**What you need to do**
Search the material for the word "values" and report each line where it turns up.

**Data provided**
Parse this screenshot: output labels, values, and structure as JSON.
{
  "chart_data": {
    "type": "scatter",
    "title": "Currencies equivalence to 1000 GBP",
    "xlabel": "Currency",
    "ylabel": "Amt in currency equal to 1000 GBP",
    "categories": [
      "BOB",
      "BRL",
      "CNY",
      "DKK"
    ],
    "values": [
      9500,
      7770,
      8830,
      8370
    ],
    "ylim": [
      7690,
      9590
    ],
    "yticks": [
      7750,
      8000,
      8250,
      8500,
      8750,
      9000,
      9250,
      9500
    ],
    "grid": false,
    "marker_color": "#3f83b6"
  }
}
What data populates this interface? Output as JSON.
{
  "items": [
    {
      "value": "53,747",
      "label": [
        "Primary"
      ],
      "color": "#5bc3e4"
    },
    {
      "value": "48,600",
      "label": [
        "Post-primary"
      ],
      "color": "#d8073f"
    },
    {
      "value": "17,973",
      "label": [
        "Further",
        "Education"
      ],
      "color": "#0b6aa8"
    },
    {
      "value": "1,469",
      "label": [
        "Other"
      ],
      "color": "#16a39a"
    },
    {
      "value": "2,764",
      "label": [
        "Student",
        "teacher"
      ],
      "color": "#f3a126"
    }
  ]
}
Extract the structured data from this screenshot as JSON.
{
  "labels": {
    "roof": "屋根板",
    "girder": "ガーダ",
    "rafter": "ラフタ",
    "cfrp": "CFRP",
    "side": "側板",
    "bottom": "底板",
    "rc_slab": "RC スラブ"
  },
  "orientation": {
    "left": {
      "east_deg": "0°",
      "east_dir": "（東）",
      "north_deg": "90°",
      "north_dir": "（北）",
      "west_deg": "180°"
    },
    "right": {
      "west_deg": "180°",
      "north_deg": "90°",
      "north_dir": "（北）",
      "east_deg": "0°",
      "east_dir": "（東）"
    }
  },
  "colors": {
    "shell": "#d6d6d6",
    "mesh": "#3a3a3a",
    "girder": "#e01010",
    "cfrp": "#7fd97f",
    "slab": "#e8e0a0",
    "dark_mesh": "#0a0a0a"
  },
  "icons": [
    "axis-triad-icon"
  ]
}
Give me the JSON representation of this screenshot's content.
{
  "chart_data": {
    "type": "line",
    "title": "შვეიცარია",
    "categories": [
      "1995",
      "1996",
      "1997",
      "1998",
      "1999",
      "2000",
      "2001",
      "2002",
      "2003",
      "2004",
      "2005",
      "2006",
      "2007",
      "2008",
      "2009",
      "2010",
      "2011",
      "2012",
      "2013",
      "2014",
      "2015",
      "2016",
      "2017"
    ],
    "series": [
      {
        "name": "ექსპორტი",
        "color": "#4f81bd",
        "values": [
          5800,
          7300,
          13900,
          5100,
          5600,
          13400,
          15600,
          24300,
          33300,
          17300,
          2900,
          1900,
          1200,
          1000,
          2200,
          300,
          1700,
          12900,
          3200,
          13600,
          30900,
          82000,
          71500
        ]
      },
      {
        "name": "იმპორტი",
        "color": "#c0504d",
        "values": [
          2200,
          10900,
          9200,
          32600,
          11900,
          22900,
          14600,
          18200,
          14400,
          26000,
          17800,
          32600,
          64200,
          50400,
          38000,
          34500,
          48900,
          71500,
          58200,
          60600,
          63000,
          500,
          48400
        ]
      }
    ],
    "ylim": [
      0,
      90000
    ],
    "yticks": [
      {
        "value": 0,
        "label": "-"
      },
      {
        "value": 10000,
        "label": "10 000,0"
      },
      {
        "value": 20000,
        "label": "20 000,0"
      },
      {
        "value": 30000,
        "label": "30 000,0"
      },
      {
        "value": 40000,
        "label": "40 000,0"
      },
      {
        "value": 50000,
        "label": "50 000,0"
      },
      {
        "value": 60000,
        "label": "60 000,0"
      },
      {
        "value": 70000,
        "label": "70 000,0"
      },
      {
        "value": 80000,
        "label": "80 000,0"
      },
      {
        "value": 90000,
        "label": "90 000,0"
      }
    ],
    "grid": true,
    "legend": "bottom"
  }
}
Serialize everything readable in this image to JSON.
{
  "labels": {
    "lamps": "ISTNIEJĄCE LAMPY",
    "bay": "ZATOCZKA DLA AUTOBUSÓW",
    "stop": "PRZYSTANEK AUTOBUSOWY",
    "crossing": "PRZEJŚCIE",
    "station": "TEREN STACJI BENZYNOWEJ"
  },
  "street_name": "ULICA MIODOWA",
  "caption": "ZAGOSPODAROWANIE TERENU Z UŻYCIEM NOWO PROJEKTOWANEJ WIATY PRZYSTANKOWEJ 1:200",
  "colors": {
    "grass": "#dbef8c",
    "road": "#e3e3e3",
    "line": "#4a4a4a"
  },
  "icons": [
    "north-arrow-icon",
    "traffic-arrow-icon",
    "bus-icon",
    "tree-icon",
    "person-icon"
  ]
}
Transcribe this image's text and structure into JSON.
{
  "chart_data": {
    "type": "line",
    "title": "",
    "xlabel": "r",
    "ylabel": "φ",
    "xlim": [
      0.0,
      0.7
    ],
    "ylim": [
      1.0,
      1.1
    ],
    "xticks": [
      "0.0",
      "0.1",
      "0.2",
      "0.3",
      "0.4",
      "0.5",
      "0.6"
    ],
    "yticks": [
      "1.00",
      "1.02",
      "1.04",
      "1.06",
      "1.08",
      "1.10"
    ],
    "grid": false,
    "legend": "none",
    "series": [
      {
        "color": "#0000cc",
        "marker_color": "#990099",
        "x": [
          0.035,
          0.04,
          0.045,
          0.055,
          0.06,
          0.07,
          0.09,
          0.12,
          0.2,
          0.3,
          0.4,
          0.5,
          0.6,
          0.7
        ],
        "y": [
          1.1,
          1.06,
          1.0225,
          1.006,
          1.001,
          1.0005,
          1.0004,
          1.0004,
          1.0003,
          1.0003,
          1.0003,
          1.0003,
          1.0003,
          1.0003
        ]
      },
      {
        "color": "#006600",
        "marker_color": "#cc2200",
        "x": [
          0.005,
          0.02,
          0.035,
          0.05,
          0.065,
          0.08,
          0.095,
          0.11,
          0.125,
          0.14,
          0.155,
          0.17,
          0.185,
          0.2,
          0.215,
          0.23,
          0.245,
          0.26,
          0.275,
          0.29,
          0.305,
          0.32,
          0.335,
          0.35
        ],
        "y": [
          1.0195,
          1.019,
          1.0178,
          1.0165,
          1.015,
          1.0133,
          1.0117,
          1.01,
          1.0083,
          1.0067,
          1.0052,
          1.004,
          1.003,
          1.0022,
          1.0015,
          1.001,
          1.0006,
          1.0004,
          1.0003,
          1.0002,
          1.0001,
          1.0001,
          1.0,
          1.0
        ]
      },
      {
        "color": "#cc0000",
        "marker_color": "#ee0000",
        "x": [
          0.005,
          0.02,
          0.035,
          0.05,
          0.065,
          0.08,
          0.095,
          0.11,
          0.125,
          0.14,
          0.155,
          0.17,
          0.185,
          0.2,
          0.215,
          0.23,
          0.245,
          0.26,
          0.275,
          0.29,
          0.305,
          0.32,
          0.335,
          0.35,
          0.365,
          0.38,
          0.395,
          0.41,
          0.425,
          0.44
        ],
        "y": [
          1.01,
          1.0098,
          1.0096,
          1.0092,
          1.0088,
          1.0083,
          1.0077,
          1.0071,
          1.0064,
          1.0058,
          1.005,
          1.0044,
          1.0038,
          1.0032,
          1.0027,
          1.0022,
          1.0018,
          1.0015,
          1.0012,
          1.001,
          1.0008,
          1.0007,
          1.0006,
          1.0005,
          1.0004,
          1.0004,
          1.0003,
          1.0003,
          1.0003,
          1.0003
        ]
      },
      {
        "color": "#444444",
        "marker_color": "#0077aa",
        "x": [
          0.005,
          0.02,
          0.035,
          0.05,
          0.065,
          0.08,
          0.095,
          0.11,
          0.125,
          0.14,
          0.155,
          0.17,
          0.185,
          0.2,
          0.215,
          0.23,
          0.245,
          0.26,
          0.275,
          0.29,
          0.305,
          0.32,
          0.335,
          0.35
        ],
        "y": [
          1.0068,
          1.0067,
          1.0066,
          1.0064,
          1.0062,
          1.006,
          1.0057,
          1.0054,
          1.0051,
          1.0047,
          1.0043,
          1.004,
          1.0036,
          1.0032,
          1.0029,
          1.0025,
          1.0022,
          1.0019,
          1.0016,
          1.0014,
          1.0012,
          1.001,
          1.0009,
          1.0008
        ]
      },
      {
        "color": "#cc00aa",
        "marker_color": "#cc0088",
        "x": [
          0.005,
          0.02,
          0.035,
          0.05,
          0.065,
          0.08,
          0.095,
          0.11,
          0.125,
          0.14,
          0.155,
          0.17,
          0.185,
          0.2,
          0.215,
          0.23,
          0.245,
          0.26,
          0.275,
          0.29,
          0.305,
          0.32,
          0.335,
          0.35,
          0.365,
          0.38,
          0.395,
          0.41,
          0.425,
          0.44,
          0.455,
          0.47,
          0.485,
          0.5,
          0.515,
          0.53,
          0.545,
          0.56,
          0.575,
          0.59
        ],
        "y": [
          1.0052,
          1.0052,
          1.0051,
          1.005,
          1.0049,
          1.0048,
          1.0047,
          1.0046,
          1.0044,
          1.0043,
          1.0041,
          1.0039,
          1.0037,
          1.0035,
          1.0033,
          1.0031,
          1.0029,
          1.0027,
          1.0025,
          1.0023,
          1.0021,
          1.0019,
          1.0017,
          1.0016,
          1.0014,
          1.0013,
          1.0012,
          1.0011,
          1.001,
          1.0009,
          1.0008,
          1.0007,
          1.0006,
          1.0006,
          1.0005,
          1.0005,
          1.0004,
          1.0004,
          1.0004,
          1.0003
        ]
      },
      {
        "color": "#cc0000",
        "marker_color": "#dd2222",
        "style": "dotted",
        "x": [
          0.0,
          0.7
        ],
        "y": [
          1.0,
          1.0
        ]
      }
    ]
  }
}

**Solution to the exercise**
Parse this screenshot: output labels, values, and structure as JSON.
    "values": [
        "values": [
        "values": [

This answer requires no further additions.